▸ **WHAT NEEDS TO BE DONE**: Extract the entries in their exact form.

▸ **AVAILABLE DATA**:

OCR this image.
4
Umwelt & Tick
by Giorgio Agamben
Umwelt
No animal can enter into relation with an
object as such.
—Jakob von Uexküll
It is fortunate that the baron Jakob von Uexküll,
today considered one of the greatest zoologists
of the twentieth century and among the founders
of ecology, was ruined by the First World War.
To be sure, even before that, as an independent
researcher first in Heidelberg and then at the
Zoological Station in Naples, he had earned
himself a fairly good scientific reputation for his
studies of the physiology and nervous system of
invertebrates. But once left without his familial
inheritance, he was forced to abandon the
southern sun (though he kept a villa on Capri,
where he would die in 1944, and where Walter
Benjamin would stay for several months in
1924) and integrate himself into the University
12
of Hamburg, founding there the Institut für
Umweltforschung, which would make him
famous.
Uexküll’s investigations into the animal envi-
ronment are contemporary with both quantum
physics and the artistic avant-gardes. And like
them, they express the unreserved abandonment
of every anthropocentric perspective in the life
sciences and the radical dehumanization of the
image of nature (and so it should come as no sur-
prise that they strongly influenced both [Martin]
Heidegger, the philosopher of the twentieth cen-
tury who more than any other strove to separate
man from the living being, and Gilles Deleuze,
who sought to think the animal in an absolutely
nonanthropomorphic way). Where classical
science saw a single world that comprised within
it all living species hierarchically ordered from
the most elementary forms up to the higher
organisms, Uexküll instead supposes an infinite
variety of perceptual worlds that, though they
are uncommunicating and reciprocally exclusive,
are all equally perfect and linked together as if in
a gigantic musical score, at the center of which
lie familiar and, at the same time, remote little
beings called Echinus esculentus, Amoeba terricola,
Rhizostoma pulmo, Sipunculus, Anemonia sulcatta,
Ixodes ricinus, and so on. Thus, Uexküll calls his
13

▸ **OUTPUT BELOW**:
OCR this image.
4
Umwelt & Tick
by Giorgio Agamben
Umwelt
No animal can enter into relation with an
object as such.
—Jakob von Uexküll
It is fortunate that the baron Jakob von Uexküll,
today considered one of the greatest zoologists
of the twentieth century and among the founders
of ecology, was ruined by the First World War.
To be sure, even before that, as an independent
researcher first in Heidelberg and then at the
Zoological Station in Naples, he had earned
himself a fairly good scientific reputation for his
studies of the physiology and nervous system of
invertebrates. But once left without his familial
inheritance, he was forced to abandon the
southern sun (though he kept a villa on Capri,
where he would die in 1944, and where Walter
Benjamin would stay for several months in
1924) and integrate himself into the University
12
of Hamburg, founding there the Institut für
Umweltforschung, which would make him
famous.
Uexküll’s investigations into the animal envi-
ronment are contemporary with both quantum
physics and the artistic avant-gardes. And like
them, they express the unreserved abandonment
of every anthropocentric perspective in the life
sciences and the radical dehumanization of the
image of nature (and so it should come as no sur-
prise that they strongly influenced both [Martin]
Heidegger, the philosopher of the twentieth cen-
tury who more than any other strove to separate
man from the living being, and Gilles Deleuze,
who sought to think the animal in an absolutely
nonanthropomorphic way). Where classical
science saw a single world that comprised within
it all living species hierarchically ordered from
the most elementary forms up to the higher
organisms, Uexküll instead supposes an infinite
variety of perceptual worlds that, though they
are uncommunicating and reciprocally exclusive,
are all equally perfect and linked together as if in
a gigantic musical score, at the center of which
lie familiar and, at the same time, remote little
beings called Echinus esculentus, Amoeba terricola,
Rhizostoma pulmo, Sipunculus, Anemonia sulcatta,
Ixodes ricinus, and so on. Thus, Uexküll calls his
13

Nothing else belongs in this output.